Stated task - Identify all lines in the data containing the string "schemas". Copy them out.

[Begin]

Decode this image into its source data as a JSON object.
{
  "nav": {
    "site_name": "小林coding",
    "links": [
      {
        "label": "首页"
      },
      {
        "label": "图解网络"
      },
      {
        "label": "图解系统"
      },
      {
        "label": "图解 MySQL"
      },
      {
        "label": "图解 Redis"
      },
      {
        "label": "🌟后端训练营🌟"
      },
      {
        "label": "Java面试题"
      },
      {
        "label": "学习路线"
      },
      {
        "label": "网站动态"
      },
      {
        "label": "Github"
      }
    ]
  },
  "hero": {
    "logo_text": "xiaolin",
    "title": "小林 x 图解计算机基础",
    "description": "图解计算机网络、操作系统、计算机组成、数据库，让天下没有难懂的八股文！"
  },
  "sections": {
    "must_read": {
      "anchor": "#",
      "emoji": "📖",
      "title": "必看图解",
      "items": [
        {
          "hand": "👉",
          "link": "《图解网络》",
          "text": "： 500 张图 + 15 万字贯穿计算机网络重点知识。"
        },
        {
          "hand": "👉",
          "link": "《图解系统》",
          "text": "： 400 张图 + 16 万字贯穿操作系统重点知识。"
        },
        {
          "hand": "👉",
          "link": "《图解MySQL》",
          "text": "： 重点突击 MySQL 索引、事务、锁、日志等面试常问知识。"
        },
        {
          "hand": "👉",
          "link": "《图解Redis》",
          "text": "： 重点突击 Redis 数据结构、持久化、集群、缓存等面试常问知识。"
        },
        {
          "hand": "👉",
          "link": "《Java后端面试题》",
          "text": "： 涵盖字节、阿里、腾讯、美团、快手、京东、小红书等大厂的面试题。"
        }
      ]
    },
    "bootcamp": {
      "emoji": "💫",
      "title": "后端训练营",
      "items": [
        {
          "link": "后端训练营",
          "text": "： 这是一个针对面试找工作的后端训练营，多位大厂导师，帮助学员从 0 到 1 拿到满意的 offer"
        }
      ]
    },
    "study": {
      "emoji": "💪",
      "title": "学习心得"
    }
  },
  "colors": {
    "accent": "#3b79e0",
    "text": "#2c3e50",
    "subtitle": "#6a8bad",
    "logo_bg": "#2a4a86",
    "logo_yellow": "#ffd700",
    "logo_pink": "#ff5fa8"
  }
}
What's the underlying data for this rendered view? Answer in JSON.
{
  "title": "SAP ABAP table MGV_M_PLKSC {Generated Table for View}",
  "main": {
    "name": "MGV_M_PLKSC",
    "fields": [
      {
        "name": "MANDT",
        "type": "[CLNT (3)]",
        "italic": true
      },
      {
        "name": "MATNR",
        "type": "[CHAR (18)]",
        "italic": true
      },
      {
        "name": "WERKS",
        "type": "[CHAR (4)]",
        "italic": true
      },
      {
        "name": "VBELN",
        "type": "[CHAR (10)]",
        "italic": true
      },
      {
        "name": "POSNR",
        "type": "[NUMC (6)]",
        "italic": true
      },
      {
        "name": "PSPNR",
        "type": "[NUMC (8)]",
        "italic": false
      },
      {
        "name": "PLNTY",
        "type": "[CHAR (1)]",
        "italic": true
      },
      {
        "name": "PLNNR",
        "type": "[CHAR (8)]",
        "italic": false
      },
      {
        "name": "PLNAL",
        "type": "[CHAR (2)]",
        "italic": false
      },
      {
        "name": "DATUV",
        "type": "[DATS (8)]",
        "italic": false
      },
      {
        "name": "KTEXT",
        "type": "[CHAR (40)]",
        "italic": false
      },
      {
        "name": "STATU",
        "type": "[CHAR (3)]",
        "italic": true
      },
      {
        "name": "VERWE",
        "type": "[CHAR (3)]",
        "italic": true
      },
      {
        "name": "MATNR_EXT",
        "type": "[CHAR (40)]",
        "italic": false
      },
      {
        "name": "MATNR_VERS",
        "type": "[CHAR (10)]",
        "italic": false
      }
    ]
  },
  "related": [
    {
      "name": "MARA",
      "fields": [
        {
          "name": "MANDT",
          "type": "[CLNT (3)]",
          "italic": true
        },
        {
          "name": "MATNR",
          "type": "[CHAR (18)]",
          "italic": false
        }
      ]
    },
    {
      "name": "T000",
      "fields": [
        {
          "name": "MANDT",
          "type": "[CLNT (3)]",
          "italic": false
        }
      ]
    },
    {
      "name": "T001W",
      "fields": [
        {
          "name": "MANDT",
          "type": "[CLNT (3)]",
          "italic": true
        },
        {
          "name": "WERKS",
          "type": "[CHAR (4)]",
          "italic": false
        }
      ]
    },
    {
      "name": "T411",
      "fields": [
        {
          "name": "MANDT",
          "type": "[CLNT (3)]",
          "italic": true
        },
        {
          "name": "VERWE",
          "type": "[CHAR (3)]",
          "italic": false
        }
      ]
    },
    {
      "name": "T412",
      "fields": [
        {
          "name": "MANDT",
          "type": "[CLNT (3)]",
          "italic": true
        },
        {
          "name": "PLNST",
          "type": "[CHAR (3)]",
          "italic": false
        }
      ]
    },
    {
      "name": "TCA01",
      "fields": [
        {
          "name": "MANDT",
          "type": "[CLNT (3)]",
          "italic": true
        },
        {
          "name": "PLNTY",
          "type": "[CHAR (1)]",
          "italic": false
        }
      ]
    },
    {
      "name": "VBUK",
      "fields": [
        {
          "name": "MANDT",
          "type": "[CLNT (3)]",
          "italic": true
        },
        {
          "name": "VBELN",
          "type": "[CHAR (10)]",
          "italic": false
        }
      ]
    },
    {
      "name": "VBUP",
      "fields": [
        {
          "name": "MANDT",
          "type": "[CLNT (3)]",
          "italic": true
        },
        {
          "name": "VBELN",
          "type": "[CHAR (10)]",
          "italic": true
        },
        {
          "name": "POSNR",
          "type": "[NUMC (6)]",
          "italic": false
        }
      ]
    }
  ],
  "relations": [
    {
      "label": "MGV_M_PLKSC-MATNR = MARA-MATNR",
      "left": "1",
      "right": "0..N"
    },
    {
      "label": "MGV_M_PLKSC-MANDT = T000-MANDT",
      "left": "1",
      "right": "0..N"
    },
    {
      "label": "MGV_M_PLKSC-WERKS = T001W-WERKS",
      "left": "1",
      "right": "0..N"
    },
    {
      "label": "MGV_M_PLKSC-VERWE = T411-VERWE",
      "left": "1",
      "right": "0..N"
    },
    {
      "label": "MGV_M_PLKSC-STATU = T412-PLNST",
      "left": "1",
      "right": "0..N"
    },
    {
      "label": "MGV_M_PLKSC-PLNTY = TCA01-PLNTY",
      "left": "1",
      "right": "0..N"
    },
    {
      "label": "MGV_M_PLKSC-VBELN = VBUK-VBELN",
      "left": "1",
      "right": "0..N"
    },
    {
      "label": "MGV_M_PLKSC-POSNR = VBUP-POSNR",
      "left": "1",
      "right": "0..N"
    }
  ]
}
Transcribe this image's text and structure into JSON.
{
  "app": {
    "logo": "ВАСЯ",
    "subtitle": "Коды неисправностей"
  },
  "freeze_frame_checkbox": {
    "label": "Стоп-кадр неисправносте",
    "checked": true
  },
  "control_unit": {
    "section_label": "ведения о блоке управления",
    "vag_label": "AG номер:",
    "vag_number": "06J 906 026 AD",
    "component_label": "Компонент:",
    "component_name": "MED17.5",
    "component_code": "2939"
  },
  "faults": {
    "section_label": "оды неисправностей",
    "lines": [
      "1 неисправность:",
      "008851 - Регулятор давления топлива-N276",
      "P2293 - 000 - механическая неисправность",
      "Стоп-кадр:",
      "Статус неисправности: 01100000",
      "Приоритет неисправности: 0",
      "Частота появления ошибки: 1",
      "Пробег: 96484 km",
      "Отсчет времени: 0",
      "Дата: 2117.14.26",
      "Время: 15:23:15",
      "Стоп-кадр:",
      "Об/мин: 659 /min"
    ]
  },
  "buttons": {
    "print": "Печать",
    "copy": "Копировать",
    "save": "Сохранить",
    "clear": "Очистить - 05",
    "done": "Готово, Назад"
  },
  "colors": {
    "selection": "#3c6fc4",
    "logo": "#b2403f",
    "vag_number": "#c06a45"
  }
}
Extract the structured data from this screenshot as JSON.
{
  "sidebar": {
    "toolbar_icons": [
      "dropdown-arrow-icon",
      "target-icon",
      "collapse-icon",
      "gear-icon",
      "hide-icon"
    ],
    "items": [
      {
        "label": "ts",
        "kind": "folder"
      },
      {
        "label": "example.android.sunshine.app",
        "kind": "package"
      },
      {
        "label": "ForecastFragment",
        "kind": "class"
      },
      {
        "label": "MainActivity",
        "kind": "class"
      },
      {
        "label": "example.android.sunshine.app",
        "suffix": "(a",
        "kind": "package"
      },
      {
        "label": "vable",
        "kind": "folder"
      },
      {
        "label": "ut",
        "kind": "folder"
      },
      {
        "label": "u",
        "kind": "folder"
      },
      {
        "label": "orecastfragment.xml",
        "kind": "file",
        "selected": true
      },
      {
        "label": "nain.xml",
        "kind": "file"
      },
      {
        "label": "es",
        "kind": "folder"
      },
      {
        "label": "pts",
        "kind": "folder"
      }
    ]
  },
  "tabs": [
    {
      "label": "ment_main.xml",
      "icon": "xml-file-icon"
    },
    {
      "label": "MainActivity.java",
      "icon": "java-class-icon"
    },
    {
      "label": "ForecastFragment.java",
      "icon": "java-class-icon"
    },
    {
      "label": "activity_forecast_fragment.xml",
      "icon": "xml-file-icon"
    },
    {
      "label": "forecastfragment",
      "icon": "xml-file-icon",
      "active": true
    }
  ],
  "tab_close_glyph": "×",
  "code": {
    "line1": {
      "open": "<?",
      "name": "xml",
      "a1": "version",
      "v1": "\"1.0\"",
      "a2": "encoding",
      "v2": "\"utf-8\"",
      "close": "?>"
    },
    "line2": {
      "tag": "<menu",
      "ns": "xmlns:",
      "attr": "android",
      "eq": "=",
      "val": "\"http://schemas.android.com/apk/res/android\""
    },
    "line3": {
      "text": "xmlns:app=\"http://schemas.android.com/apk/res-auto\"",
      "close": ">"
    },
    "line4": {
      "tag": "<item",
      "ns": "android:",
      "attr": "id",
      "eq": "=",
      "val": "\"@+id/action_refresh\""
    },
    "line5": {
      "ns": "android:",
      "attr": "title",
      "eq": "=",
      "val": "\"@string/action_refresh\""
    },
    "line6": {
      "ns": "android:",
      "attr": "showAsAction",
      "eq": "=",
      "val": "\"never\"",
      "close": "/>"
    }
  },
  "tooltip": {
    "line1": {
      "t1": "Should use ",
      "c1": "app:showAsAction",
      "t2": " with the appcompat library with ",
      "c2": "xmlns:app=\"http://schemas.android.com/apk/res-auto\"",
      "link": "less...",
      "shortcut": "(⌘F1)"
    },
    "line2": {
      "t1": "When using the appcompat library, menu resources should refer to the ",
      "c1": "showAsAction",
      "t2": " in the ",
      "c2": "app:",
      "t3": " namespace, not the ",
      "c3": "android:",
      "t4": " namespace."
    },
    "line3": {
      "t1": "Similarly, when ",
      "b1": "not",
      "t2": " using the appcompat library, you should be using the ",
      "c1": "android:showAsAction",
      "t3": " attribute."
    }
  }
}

[End]

Problem solution -
      "val": "\"http://schemas.android.com/apk/res/android\""
      "text": "xmlns:app=\"http://schemas.android.com/apk/res-auto\"",
      "c2": "xmlns:app=\"http://schemas.android.com/apk/res-auto\"",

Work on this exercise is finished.